[Goal of the exercise]
Report only how many lines hold the word "icon".

** Begin **

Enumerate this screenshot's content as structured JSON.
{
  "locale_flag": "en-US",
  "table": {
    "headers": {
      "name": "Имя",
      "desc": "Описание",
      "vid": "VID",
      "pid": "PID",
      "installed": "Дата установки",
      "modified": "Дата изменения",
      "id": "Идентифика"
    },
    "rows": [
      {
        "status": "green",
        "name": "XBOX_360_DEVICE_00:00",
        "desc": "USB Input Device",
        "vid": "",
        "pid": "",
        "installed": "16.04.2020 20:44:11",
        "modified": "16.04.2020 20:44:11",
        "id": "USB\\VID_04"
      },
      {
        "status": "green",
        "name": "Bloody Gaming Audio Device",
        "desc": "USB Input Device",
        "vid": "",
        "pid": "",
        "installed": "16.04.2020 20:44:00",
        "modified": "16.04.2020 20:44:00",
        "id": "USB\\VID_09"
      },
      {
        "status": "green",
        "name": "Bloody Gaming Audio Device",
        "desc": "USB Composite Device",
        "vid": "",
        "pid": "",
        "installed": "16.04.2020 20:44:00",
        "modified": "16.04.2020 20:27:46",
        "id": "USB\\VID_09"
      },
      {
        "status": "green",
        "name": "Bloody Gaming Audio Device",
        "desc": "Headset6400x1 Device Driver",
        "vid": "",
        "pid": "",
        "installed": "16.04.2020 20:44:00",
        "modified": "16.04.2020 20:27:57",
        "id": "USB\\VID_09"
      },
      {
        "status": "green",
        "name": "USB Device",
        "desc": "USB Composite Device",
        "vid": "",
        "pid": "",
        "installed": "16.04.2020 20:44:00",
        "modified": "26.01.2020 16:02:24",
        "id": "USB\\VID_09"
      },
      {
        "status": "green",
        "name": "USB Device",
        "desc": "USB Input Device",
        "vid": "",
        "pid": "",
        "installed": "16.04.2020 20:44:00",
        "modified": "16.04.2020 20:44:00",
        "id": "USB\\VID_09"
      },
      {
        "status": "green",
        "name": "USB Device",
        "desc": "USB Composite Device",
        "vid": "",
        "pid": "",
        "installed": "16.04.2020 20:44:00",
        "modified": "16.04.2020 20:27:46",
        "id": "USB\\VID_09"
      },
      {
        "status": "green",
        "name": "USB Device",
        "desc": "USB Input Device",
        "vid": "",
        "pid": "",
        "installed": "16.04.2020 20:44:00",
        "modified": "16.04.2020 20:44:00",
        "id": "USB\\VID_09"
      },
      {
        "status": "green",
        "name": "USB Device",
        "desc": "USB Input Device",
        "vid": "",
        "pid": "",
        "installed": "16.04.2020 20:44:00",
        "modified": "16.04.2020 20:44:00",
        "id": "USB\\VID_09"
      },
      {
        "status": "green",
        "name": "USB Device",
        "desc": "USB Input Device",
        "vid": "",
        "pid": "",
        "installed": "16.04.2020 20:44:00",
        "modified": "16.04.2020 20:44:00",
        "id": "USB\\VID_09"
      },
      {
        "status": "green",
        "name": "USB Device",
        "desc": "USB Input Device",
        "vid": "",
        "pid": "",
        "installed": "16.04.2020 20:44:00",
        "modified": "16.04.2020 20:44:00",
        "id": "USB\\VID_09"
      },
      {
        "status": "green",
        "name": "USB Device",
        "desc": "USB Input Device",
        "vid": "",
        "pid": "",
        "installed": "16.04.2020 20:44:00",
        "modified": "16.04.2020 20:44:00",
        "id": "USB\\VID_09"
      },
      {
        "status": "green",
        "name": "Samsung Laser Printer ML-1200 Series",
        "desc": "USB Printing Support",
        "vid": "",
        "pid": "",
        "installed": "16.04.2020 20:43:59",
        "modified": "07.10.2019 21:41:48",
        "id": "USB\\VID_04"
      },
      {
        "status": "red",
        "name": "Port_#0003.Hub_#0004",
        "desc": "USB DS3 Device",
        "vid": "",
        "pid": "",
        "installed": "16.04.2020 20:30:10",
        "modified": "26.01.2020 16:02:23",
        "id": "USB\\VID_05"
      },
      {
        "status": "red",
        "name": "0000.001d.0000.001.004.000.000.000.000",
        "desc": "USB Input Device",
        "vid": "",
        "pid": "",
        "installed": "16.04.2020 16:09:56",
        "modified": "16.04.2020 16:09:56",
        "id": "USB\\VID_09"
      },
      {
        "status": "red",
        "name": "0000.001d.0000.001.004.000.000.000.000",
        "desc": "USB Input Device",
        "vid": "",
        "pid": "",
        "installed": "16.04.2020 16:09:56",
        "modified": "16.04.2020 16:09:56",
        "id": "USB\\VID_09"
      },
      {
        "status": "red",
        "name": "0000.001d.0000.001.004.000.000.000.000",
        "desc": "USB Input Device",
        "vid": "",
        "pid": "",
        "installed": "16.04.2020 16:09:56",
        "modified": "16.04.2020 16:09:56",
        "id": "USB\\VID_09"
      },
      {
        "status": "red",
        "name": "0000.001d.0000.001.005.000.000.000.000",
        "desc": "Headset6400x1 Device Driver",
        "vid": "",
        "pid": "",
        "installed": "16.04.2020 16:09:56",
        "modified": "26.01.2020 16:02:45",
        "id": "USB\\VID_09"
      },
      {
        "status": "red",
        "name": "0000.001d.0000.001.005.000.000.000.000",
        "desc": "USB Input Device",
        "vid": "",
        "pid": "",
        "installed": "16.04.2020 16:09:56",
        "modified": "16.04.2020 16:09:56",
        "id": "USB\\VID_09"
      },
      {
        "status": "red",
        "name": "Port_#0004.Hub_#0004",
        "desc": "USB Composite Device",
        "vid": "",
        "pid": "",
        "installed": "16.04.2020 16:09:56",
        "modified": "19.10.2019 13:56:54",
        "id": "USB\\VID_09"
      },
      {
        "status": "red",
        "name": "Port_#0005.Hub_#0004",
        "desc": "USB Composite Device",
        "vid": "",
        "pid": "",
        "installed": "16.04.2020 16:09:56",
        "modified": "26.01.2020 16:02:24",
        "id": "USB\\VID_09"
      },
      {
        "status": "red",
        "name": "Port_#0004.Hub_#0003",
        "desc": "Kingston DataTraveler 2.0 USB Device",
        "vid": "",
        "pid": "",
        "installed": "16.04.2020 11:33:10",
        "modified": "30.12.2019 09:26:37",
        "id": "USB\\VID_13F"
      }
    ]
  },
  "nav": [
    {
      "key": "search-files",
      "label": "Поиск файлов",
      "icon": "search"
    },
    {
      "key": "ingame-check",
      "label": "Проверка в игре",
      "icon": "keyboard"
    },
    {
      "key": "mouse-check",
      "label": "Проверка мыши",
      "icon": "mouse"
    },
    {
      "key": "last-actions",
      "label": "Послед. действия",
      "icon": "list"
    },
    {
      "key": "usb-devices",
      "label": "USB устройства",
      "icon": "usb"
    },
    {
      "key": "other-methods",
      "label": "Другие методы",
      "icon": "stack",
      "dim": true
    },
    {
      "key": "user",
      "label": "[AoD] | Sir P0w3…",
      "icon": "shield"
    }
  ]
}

** End **

[Expected answer]
7